Show only lines that include "title".

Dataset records
_ _ _ _
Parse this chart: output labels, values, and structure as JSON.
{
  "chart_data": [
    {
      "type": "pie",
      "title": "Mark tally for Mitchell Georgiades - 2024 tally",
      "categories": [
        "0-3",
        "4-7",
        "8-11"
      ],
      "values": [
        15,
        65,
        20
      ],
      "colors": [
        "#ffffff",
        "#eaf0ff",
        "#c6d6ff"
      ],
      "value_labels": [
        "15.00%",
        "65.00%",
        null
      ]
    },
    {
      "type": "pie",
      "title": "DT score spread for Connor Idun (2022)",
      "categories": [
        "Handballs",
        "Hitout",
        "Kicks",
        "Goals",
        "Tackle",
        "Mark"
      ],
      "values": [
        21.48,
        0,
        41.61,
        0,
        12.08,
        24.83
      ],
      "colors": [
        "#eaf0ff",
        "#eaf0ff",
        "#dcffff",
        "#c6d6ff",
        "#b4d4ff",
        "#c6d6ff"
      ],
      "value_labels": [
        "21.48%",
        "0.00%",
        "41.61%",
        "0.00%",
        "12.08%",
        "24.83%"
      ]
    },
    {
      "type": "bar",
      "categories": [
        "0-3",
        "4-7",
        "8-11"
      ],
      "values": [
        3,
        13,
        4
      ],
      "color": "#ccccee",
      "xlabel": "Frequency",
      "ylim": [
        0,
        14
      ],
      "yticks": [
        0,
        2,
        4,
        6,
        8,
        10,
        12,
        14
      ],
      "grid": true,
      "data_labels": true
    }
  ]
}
_ _ _ _
◆ Solved problem:
      "title": "Mark tally for Mitchell Georgiades - 2024 tally",
      "title": "DT score spread for Connor Idun (2022)",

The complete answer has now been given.